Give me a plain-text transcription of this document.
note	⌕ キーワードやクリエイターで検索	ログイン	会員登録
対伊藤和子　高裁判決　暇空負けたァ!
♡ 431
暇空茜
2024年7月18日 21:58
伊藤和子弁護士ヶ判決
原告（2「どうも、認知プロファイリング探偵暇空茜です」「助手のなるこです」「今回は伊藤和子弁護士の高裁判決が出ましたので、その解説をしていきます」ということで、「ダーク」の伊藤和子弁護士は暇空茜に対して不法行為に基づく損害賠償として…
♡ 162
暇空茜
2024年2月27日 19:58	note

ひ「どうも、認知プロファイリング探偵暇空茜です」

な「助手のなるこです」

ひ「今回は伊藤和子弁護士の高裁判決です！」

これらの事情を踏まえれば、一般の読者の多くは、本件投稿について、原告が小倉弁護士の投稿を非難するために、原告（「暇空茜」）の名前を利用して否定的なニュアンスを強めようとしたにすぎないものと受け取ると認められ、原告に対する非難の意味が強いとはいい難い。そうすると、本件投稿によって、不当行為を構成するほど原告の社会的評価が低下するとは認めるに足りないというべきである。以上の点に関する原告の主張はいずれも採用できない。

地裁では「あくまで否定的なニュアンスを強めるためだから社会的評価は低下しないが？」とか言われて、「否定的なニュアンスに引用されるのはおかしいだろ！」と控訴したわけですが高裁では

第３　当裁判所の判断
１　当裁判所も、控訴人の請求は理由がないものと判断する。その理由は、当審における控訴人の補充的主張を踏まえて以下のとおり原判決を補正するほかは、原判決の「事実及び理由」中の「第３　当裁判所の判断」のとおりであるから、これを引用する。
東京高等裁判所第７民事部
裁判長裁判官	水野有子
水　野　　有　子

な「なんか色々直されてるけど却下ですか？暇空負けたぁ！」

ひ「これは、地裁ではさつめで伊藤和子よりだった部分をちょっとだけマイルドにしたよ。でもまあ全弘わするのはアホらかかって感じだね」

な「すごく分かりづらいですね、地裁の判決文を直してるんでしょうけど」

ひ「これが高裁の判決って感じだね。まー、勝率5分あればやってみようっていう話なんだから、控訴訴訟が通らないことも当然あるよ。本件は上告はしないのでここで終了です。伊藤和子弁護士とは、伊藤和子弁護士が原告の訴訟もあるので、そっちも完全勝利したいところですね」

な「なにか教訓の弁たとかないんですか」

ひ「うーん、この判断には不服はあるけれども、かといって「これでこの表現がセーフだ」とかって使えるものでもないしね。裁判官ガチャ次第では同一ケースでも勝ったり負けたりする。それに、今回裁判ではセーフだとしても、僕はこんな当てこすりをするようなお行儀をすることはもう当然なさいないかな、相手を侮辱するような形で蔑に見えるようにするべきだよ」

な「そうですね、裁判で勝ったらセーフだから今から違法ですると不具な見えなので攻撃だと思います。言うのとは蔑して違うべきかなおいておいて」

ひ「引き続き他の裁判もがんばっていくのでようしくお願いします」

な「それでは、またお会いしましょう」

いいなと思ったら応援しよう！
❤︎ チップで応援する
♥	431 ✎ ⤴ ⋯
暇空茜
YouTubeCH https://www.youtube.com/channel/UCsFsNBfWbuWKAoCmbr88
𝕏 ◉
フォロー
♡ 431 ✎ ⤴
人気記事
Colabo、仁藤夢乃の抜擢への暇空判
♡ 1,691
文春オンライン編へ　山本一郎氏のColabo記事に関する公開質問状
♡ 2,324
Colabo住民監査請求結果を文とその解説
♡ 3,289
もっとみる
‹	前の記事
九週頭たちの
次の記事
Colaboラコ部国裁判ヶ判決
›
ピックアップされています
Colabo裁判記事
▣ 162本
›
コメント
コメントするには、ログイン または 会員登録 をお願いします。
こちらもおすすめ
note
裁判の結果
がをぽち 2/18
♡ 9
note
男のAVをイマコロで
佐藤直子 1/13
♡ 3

::::

Work required: Write out the full listing, keeping every line exactly as it is.

Exercise solution:
Give me a plain-text transcription of this document.
note	⌕ キーワードやクリエイターで検索	ログイン	会員登録
対伊藤和子　高裁判決　暇空負けたァ!
♡ 431
暇空茜
2024年7月18日 21:58
伊藤和子弁護士ヶ判決
原告（2「どうも、認知プロファイリング探偵暇空茜です」「助手のなるこです」「今回は伊藤和子弁護士の高裁判決が出ましたので、その解説をしていきます」ということで、「ダーク」の伊藤和子弁護士は暇空茜に対して不法行為に基づく損害賠償として…
♡ 162
暇空茜
2024年2月27日 19:58	note

ひ「どうも、認知プロファイリング探偵暇空茜です」

な「助手のなるこです」

ひ「今回は伊藤和子弁護士の高裁判決です！」

これらの事情を踏まえれば、一般の読者の多くは、本件投稿について、原告が小倉弁護士の投稿を非難するために、原告（「暇空茜」）の名前を利用して否定的なニュアンスを強めようとしたにすぎないものと受け取ると認められ、原告に対する非難の意味が強いとはいい難い。そうすると、本件投稿によって、不当行為を構成するほど原告の社会的評価が低下するとは認めるに足りないというべきである。以上の点に関する原告の主張はいずれも採用できない。

地裁では「あくまで否定的なニュアンスを強めるためだから社会的評価は低下しないが？」とか言われて、「否定的なニュアンスに引用されるのはおかしいだろ！」と控訴したわけですが高裁では

第３　当裁判所の判断
１　当裁判所も、控訴人の請求は理由がないものと判断する。その理由は、当審における控訴人の補充的主張を踏まえて以下のとおり原判決を補正するほかは、原判決の「事実及び理由」中の「第３　当裁判所の判断」のとおりであるから、これを引用する。
東京高等裁判所第７民事部
裁判長裁判官	水野有子
水　野　　有　子

な「なんか色々直されてるけど却下ですか？暇空負けたぁ！」

ひ「これは、地裁ではさつめで伊藤和子よりだった部分をちょっとだけマイルドにしたよ。でもまあ全弘わするのはアホらかかって感じだね」

な「すごく分かりづらいですね、地裁の判決文を直してるんでしょうけど」

ひ「これが高裁の判決って感じだね。まー、勝率5分あればやってみようっていう話なんだから、控訴訴訟が通らないことも当然あるよ。本件は上告はしないのでここで終了です。伊藤和子弁護士とは、伊藤和子弁護士が原告の訴訟もあるので、そっちも完全勝利したいところですね」

な「なにか教訓の弁たとかないんですか」

ひ「うーん、この判断には不服はあるけれども、かといって「これでこの表現がセーフだ」とかって使えるものでもないしね。裁判官ガチャ次第では同一ケースでも勝ったり負けたりする。それに、今回裁判ではセーフだとしても、僕はこんな当てこすりをするようなお行儀をすることはもう当然なさいないかな、相手を侮辱するような形で蔑に見えるようにするべきだよ」

な「そうですね、裁判で勝ったらセーフだから今から違法ですると不具な見えなので攻撃だと思います。言うのとは蔑して違うべきかなおいておいて」

ひ「引き続き他の裁判もがんばっていくのでようしくお願いします」

な「それでは、またお会いしましょう」

いいなと思ったら応援しよう！
❤︎ チップで応援する
♥	431 ✎ ⤴ ⋯
暇空茜
YouTubeCH https://www.youtube.com/channel/UCsFsNBfWbuWKAoCmbr88
𝕏 ◉
フォロー
♡ 431 ✎ ⤴
人気記事
Colabo、仁藤夢乃の抜擢への暇空判
♡ 1,691
文春オンライン編へ　山本一郎氏のColabo記事に関する公開質問状
♡ 2,324
Colabo住民監査請求結果を文とその解説
♡ 3,289
もっとみる
‹	前の記事
九週頭たちの
次の記事
Colaboラコ部国裁判ヶ判決
›
ピックアップされています
Colabo裁判記事
▣ 162本
›
コメント
コメントするには、ログイン または 会員登録 をお願いします。
こちらもおすすめ
note
裁判の結果
がをぽち 2/18
♡ 9
note
男のAVをイマコロで
佐藤直子 1/13
♡ 3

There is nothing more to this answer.